__Stated goal__:
Omit every image, and transcribe the remaining entries exactly as given.

┌─ Dataset content

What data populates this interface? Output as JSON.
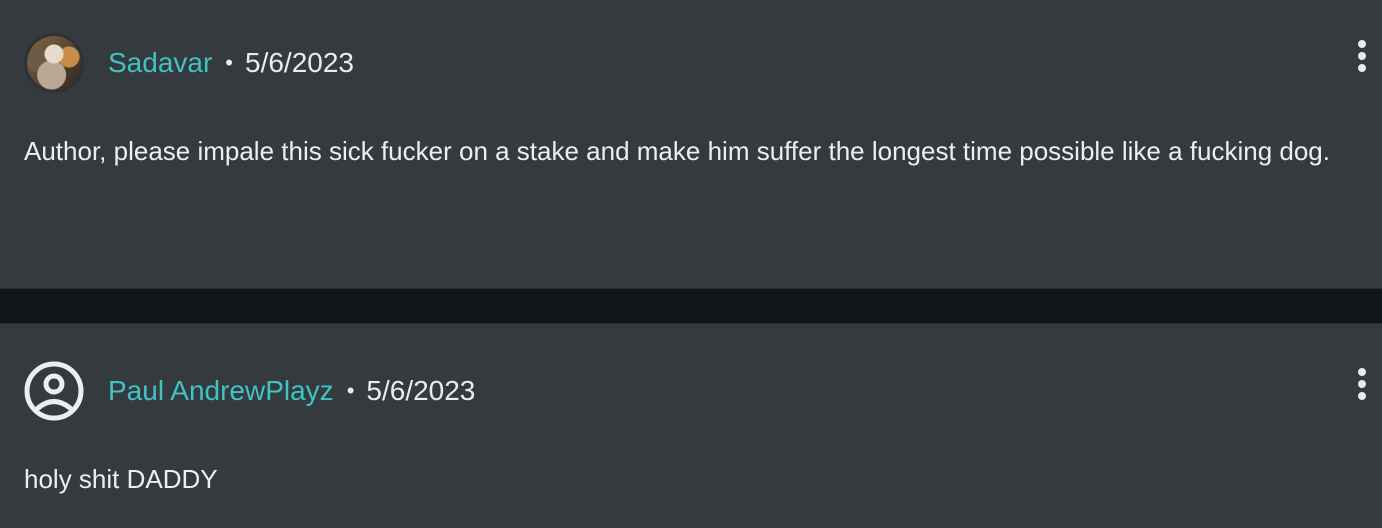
{
  "comments": [
    {
      "user": "Sadavar",
      "separator": "•",
      "date": "5/6/2023",
      "text": "Author, please impale this sick fucker on a stake and make him suffer the longest time possible like a fucking dog.",
      "avatar": "user-avatar-image",
      "menu_icon": "more-vertical-icon"
    },
    {
      "user": "Paul AndrewPlayz",
      "separator": "•",
      "date": "5/6/2023",
      "text": "holy shit DADDY",
      "avatar": "default-user-icon",
      "menu_icon": "more-vertical-icon"
    }
  ],
  "colors": {
    "page_background": "#111719",
    "card_background": "#343a3d",
    "username_accent": "#3fc3c3",
    "text": "#eceff0"
  }
}
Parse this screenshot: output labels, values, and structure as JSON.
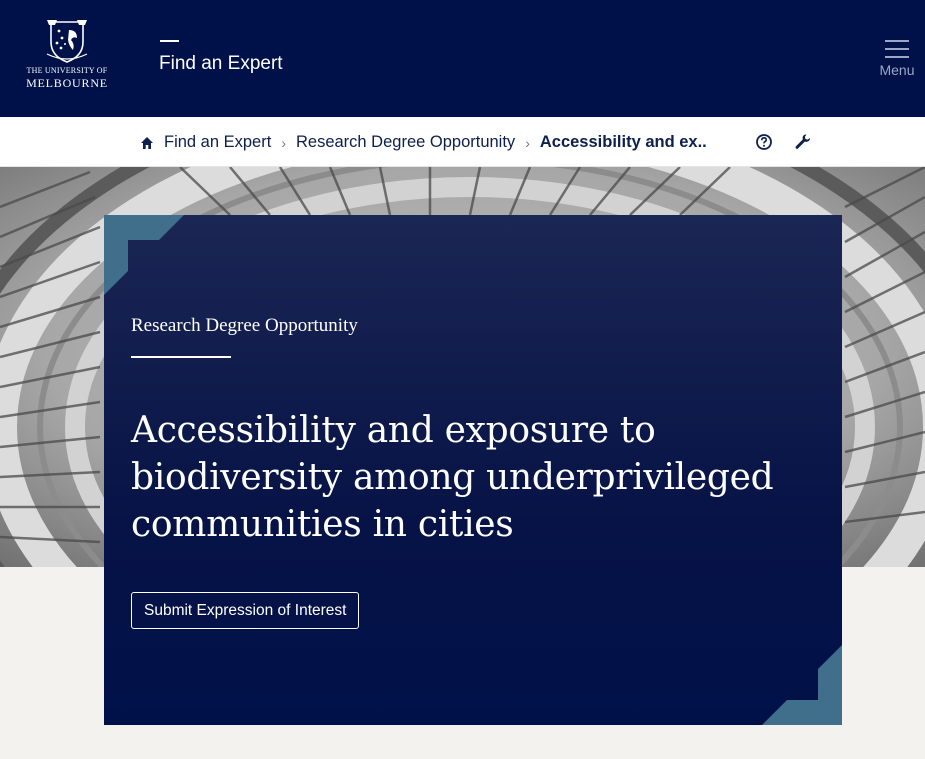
{
  "header": {
    "logo": {
      "line1": "THE UNIVERSITY OF",
      "line2": "MELBOURNE"
    },
    "site_title": "Find an Expert",
    "menu_label": "Menu",
    "menu_icon": "hamburger-icon"
  },
  "breadcrumb": {
    "home_icon": "home-icon",
    "items": [
      "Find an Expert",
      "Research Degree Opportunity"
    ],
    "current": "Accessibility and ex..",
    "help_icon": "help-circle-icon",
    "tools_icon": "wrench-icon"
  },
  "hero": {
    "eyebrow": "Research Degree Opportunity",
    "title": "Accessibility and exposure to biodiversity among underprivileged communities in cities",
    "cta_label": "Submit Expression of Interest",
    "accent_color": "#3f6f8a"
  },
  "colors": {
    "navy": "#001149",
    "page_background": "#f3f2ee"
  }
}
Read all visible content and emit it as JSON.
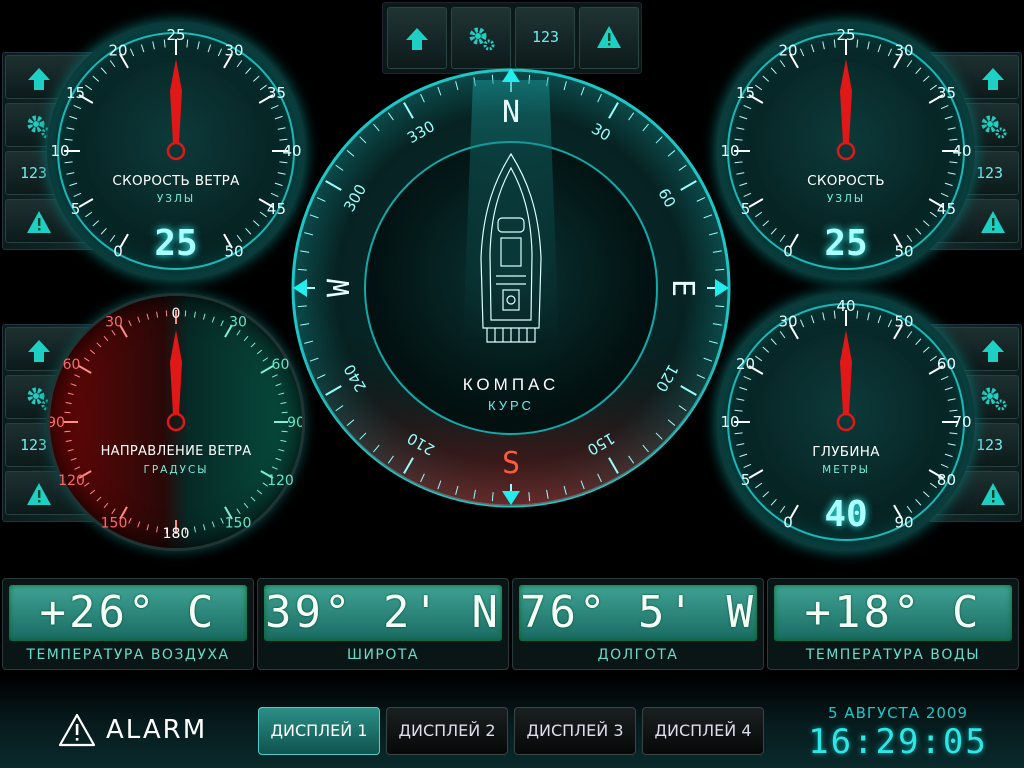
{
  "colors": {
    "accent": "#19d6cf",
    "alarm": "#e02020",
    "background": "#000000",
    "lcd": "#2f8b80"
  },
  "top_buttons": [
    {
      "name": "arrow-up-icon"
    },
    {
      "name": "gear-icon"
    },
    {
      "label": "123"
    },
    {
      "name": "warning-icon"
    }
  ],
  "side_buttons": {
    "label_123": "123"
  },
  "gauges": {
    "wind_speed": {
      "title": "СКОРОСТЬ ВЕТРА",
      "unit": "УЗЛЫ",
      "value": "25",
      "ticks": [
        "0",
        "5",
        "10",
        "15",
        "20",
        "25",
        "30",
        "35",
        "40",
        "45",
        "50"
      ]
    },
    "speed": {
      "title": "СКОРОСТЬ",
      "unit": "УЗЛЫ",
      "value": "25",
      "ticks": [
        "0",
        "5",
        "10",
        "15",
        "20",
        "25",
        "30",
        "35",
        "40",
        "45",
        "50"
      ]
    },
    "wind_direction": {
      "title": "НАПРАВЛЕНИЕ ВЕТРА",
      "unit": "ГРАДУСЫ",
      "top": "0",
      "bottom": "180",
      "left_ticks": [
        "30",
        "60",
        "90",
        "120",
        "150"
      ],
      "right_ticks": [
        "30",
        "60",
        "90",
        "120",
        "150"
      ]
    },
    "depth": {
      "title": "ГЛУБИНА",
      "unit": "МЕТРЫ",
      "value": "40",
      "ticks": [
        "0",
        "5",
        "10",
        "20",
        "30",
        "40",
        "50",
        "60",
        "70",
        "80",
        "90"
      ]
    }
  },
  "compass": {
    "title": "КОМПАС",
    "subtitle": "КУРС",
    "cardinals": {
      "n": "N",
      "e": "E",
      "s": "S",
      "w": "W"
    },
    "degrees": [
      "30",
      "60",
      "120",
      "150",
      "210",
      "240",
      "300",
      "330"
    ]
  },
  "panels": [
    {
      "value": "+26° C",
      "label": "ТЕМПЕРАТУРА ВОЗДУХА"
    },
    {
      "value": "39° 2' N",
      "label": "ШИРОТА"
    },
    {
      "value": "76° 5' W",
      "label": "ДОЛГОТА"
    },
    {
      "value": "+18° C",
      "label": "ТЕМПЕРАТУРА ВОДЫ"
    }
  ],
  "bottom": {
    "alarm": "ALARM",
    "displays": [
      "ДИСПЛЕЙ 1",
      "ДИСПЛЕЙ 2",
      "ДИСПЛЕЙ 3",
      "ДИСПЛЕЙ 4"
    ],
    "active_display": 0,
    "date": "5 АВГУСТА 2009",
    "time": "16:29:05"
  }
}
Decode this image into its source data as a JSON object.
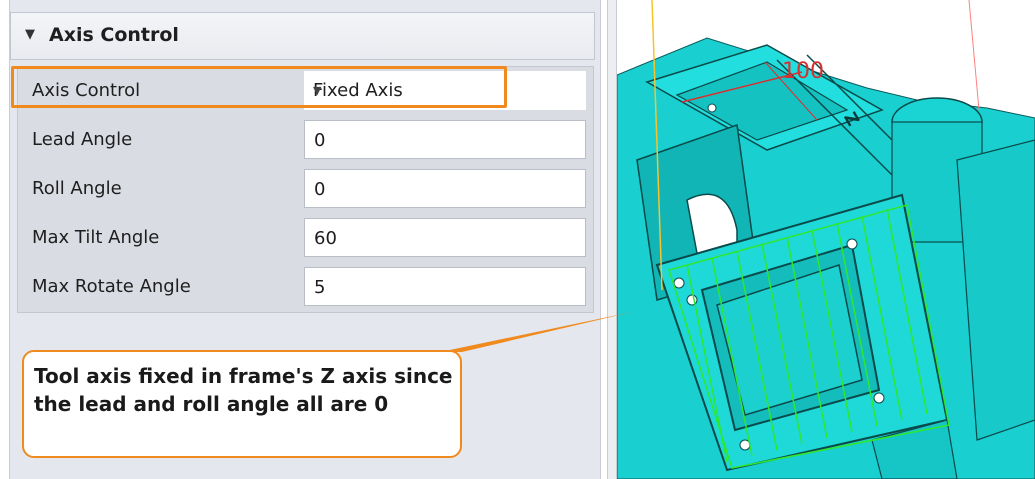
{
  "section": {
    "title": "Axis Control",
    "toggle_icon": "collapse-triangle-icon"
  },
  "properties": [
    {
      "label": "Axis Control",
      "value": "Fixed Axis",
      "type": "dropdown"
    },
    {
      "label": "Lead Angle",
      "value": "0",
      "type": "input"
    },
    {
      "label": "Roll Angle",
      "value": "0",
      "type": "input"
    },
    {
      "label": "Max Tilt Angle",
      "value": "60",
      "type": "input"
    },
    {
      "label": "Max Rotate Angle",
      "value": "5",
      "type": "input"
    }
  ],
  "callout": {
    "text": "Tool axis fixed in frame's Z axis since the lead and roll angle all are 0"
  },
  "viewport": {
    "dimension_label": "100",
    "axis_label": "Z",
    "part_color": "#19cfcf",
    "toolpath_color": "#2ee82e",
    "highlight_color": "#f08a1f"
  }
}
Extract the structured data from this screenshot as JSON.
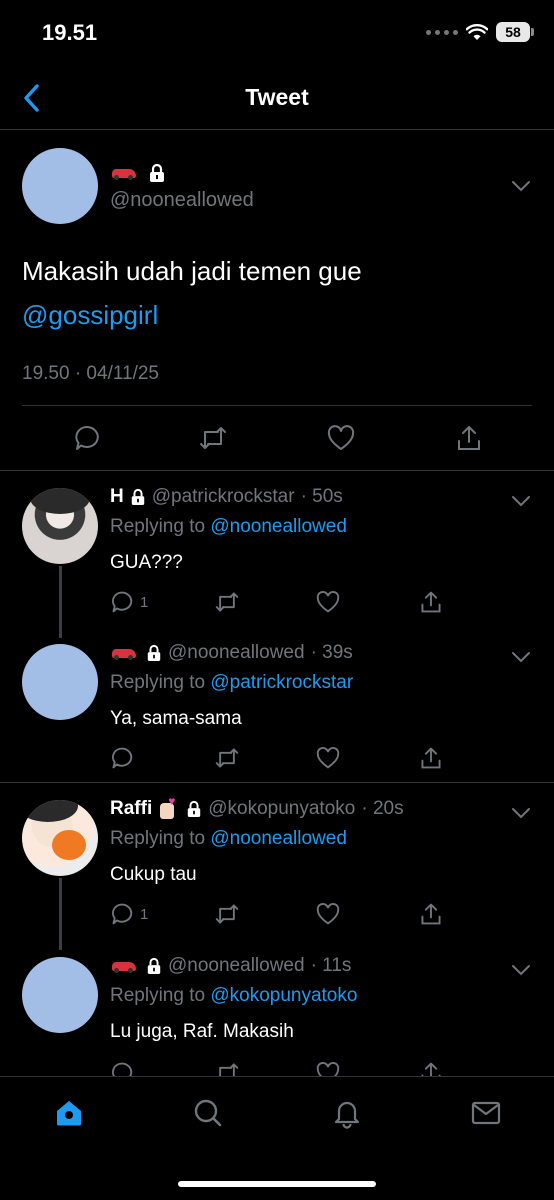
{
  "status_bar": {
    "time": "19.51",
    "battery": "58"
  },
  "nav": {
    "title": "Tweet"
  },
  "main_tweet": {
    "handle": "@nooneallowed",
    "text": "Makasih udah jadi temen gue",
    "mention": "@gossipgirl",
    "timestamp": "19.50 · 04/11/25"
  },
  "replies": [
    {
      "name": "H",
      "handle": "@patrickrockstar",
      "time": "· 50s",
      "replying_prefix": "Replying to ",
      "replying_to": "@nooneallowed",
      "text": "GUA???",
      "reply_count": "1"
    },
    {
      "name": "",
      "handle": "@nooneallowed",
      "time": "· 39s",
      "replying_prefix": "Replying to ",
      "replying_to": "@patrickrockstar",
      "text": "Ya, sama-sama",
      "reply_count": ""
    },
    {
      "name": "Raffi",
      "handle": "@kokopunyatoko",
      "time": "· 20s",
      "replying_prefix": "Replying to ",
      "replying_to": "@nooneallowed",
      "text": "Cukup tau",
      "reply_count": "1"
    },
    {
      "name": "",
      "handle": "@nooneallowed",
      "time": "· 11s",
      "replying_prefix": "Replying to ",
      "replying_to": "@kokopunyatoko",
      "text": "Lu juga, Raf. Makasih",
      "reply_count": ""
    }
  ],
  "icons": {
    "back": "chevron-left-icon",
    "lock": "lock-icon",
    "reply": "reply-icon",
    "retweet": "retweet-icon",
    "like": "heart-icon",
    "share": "share-icon",
    "home": "home-icon",
    "search": "search-icon",
    "notifications": "bell-icon",
    "messages": "mail-icon"
  },
  "colors": {
    "accent": "#1d9bf0",
    "background": "#000000",
    "muted": "#71767b",
    "divider": "#2f3336"
  }
}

└─

__Reply__:
What data populates this interface? Output as JSON.
{
  "comments": [
    {
      "user": "Sadavar",
      "separator": "•",
      "date": "5/6/2023",
      "text": "Author, please impale this sick fucker on a stake and make him suffer the longest time possible like a fucking dog.",
      "avatar": "user-avatar-image",
      "menu_icon": "more-vertical-icon"
    },
    {
      "user": "Paul AndrewPlayz",
      "separator": "•",
      "date": "5/6/2023",
      "text": "holy shit DADDY",
      "avatar": "default-user-icon",
      "menu_icon": "more-vertical-icon"
    }
  ],
  "colors": {
    "page_background": "#111719",
    "card_background": "#343a3d",
    "username_accent": "#3fc3c3",
    "text": "#eceff0"
  }
}
Parse this screenshot: output labels, values, and structure as JSON.
{
  "header": {
    "logo": {
      "line1": "THE UNIVERSITY OF",
      "line2": "MELBOURNE"
    },
    "site_title": "Find an Expert",
    "menu_label": "Menu",
    "menu_icon": "hamburger-icon"
  },
  "breadcrumb": {
    "home_icon": "home-icon",
    "items": [
      "Find an Expert",
      "Research Degree Opportunity"
    ],
    "current": "Accessibility and ex..",
    "help_icon": "help-circle-icon",
    "tools_icon": "wrench-icon"
  },
  "hero": {
    "eyebrow": "Research Degree Opportunity",
    "title": "Accessibility and exposure to biodiversity among underprivileged communities in cities",
    "cta_label": "Submit Expression of Interest",
    "accent_color": "#3f6f8a"
  },
  "colors": {
    "navy": "#001149",
    "page_background": "#f3f2ee"
  }
}
Read all visible content and emit it as JSON.
{
  "colors": {
    "accent": "#19d6cf",
    "alarm": "#e02020",
    "background": "#000000",
    "lcd": "#2f8b80"
  },
  "top_buttons": [
    {
      "name": "arrow-up-icon"
    },
    {
      "name": "gear-icon"
    },
    {
      "label": "123"
    },
    {
      "name": "warning-icon"
    }
  ],
  "side_buttons": {
    "label_123": "123"
  },
  "gauges": {
    "wind_speed": {
      "title": "СКОРОСТЬ ВЕТРА",
      "unit": "УЗЛЫ",
      "value": "25",
      "ticks": [
        "0",
        "5",
        "10",
        "15",
        "20",
        "25",
        "30",
        "35",
        "40",
        "45",
        "50"
      ]
    },
    "speed": {
      "title": "СКОРОСТЬ",
      "unit": "УЗЛЫ",
      "value": "25",
      "ticks": [
        "0",
        "5",
        "10",
        "15",
        "20",
        "25",
        "30",
        "35",
        "40",
        "45",
        "50"
      ]
    },
    "wind_direction": {
      "title": "НАПРАВЛЕНИЕ ВЕТРА",
      "unit": "ГРАДУСЫ",
      "top": "0",
      "bottom": "180",
      "left_ticks": [
        "30",
        "60",
        "90",
        "120",
        "150"
      ],
      "right_ticks": [
        "30",
        "60",
        "90",
        "120",
        "150"
      ]
    },
    "depth": {
      "title": "ГЛУБИНА",
      "unit": "МЕТРЫ",
      "value": "40",
      "ticks": [
        "0",
        "5",
        "10",
        "20",
        "30",
        "40",
        "50",
        "60",
        "70",
        "80",
        "90"
      ]
    }
  },
  "compass": {
    "title": "КОМПАС",
    "subtitle": "КУРС",
    "cardinals": {
      "n": "N",
      "e": "E",
      "s": "S",
      "w": "W"
    },
    "degrees": [
      "30",
      "60",
      "120",
      "150",
      "210",
      "240",
      "300",
      "330"
    ]
  },
  "panels": [
    {
      "value": "+26° C",
      "label": "ТЕМПЕРАТУРА ВОЗДУХА"
    },
    {
      "value": "39° 2' N",
      "label": "ШИРОТА"
    },
    {
      "value": "76° 5' W",
      "label": "ДОЛГОТА"
    },
    {
      "value": "+18° C",
      "label": "ТЕМПЕРАТУРА ВОДЫ"
    }
  ],
  "bottom": {
    "alarm": "ALARM",
    "displays": [
      "ДИСПЛЕЙ 1",
      "ДИСПЛЕЙ 2",
      "ДИСПЛЕЙ 3",
      "ДИСПЛЕЙ 4"
    ],
    "active_display": 0,
    "date": "5 АВГУСТА 2009",
    "time": "16:29:05"
  }
}
Decode this image into its source data as a JSON object.
{
  "section": {
    "title": "Axis Control",
    "toggle_icon": "collapse-triangle-icon"
  },
  "properties": [
    {
      "label": "Axis Control",
      "value": "Fixed Axis",
      "type": "dropdown"
    },
    {
      "label": "Lead Angle",
      "value": "0",
      "type": "input"
    },
    {
      "label": "Roll Angle",
      "value": "0",
      "type": "input"
    },
    {
      "label": "Max Tilt Angle",
      "value": "60",
      "type": "input"
    },
    {
      "label": "Max Rotate Angle",
      "value": "5",
      "type": "input"
    }
  ],
  "callout": {
    "text": "Tool axis fixed in frame's Z axis since the lead and roll angle all are 0"
  },
  "viewport": {
    "dimension_label": "100",
    "axis_label": "Z",
    "part_color": "#19cfcf",
    "toolpath_color": "#2ee82e",
    "highlight_color": "#f08a1f"
  }
}
Extract the structured data from this screenshot as JSON.
{
  "status_bar": {
    "time": "19.51",
    "battery": "58"
  },
  "nav": {
    "title": "Tweet"
  },
  "main_tweet": {
    "handle": "@nooneallowed",
    "text": "Makasih udah jadi temen gue",
    "mention": "@gossipgirl",
    "timestamp": "19.50 · 04/11/25"
  },
  "replies": [
    {
      "name": "H",
      "handle": "@patrickrockstar",
      "time": "· 50s",
      "replying_prefix": "Replying to ",
      "replying_to": "@nooneallowed",
      "text": "GUA???",
      "reply_count": "1"
    },
    {
      "name": "",
      "handle": "@nooneallowed",
      "time": "· 39s",
      "replying_prefix": "Replying to ",
      "replying_to": "@patrickrockstar",
      "text": "Ya, sama-sama",
      "reply_count": ""
    },
    {
      "name": "Raffi",
      "handle": "@kokopunyatoko",
      "time": "· 20s",
      "replying_prefix": "Replying to ",
      "replying_to": "@nooneallowed",
      "text": "Cukup tau",
      "reply_count": "1"
    },
    {
      "name": "",
      "handle": "@nooneallowed",
      "time": "· 11s",
      "replying_prefix": "Replying to ",
      "replying_to": "@kokopunyatoko",
      "text": "Lu juga, Raf. Makasih",
      "reply_count": ""
    }
  ],
  "icons": {
    "back": "chevron-left-icon",
    "lock": "lock-icon",
    "reply": "reply-icon",
    "retweet": "retweet-icon",
    "like": "heart-icon",
    "share": "share-icon",
    "home": "home-icon",
    "search": "search-icon",
    "notifications": "bell-icon",
    "messages": "mail-icon"
  },
  "colors": {
    "accent": "#1d9bf0",
    "background": "#000000",
    "muted": "#71767b",
    "divider": "#2f3336"
  }
}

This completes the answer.